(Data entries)
..........
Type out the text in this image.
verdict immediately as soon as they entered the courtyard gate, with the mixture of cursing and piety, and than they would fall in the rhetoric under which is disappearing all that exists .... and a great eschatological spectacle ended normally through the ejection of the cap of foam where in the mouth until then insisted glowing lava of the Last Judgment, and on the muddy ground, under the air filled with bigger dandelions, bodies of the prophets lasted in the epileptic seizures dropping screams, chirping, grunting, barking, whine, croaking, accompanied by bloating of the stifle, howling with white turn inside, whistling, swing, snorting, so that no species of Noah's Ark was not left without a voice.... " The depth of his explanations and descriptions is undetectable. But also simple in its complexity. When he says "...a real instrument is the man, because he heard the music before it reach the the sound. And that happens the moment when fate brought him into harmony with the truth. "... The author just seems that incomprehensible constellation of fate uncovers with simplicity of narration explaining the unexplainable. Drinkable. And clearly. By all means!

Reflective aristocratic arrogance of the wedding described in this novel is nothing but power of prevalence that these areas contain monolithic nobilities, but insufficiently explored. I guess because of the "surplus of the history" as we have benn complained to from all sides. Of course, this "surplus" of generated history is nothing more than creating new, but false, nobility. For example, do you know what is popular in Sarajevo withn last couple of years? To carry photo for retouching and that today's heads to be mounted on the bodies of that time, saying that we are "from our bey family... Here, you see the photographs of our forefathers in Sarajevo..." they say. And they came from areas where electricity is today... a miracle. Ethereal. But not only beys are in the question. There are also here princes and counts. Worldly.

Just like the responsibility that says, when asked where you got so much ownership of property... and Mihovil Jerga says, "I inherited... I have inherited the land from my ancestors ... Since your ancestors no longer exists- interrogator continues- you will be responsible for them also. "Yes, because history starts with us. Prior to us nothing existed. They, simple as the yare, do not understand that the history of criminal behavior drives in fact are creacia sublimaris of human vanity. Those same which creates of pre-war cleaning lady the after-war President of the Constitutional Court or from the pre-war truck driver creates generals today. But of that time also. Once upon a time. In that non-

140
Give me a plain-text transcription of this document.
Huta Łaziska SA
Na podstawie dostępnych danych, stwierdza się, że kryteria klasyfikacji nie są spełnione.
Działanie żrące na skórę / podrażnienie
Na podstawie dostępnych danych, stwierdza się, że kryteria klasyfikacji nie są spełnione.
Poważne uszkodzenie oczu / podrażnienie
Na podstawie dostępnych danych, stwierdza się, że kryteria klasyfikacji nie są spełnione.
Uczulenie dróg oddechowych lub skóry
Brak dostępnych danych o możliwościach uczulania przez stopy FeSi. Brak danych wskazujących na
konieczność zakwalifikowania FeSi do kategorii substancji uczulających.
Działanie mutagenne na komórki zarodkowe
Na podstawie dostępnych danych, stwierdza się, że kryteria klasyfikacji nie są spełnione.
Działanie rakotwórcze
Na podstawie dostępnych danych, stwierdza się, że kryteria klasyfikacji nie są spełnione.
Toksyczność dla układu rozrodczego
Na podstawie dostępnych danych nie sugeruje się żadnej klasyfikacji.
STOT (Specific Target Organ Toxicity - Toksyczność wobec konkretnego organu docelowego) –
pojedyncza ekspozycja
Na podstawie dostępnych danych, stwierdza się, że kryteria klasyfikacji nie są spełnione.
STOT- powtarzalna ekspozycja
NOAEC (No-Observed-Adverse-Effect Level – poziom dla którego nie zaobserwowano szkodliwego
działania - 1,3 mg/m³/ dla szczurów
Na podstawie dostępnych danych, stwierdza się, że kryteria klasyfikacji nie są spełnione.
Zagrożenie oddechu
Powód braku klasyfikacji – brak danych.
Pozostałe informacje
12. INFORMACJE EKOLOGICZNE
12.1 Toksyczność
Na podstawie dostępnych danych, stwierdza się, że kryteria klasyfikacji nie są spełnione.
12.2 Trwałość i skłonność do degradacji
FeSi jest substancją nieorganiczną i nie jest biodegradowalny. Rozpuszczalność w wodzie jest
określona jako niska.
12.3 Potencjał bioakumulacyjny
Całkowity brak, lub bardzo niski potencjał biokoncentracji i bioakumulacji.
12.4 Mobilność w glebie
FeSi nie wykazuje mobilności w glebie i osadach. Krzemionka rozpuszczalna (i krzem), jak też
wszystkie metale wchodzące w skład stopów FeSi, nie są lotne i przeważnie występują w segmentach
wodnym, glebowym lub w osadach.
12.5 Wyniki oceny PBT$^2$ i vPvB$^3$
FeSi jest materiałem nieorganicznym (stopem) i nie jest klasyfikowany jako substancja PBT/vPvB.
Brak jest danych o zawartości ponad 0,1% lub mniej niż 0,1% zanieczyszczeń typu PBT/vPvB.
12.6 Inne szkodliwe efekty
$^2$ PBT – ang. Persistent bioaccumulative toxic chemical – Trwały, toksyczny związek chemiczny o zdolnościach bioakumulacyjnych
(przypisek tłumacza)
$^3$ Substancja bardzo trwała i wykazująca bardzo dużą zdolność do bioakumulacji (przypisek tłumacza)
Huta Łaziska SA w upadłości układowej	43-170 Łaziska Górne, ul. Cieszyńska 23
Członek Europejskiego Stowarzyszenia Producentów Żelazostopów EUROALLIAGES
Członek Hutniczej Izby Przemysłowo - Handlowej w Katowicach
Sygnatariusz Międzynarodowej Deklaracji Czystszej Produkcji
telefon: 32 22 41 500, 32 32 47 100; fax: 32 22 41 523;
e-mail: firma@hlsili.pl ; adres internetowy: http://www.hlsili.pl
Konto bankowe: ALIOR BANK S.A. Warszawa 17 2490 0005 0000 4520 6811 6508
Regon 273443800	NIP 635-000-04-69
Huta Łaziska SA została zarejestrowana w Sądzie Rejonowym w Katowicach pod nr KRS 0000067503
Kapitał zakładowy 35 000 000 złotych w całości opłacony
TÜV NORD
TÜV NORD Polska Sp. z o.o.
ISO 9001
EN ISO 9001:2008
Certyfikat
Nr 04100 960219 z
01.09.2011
..........
STATED GOAL ▸ Of the lines in the material, how many hold the word "Działanie"? Reply with the number only.

EXERCISE SOLUTION ▸ 3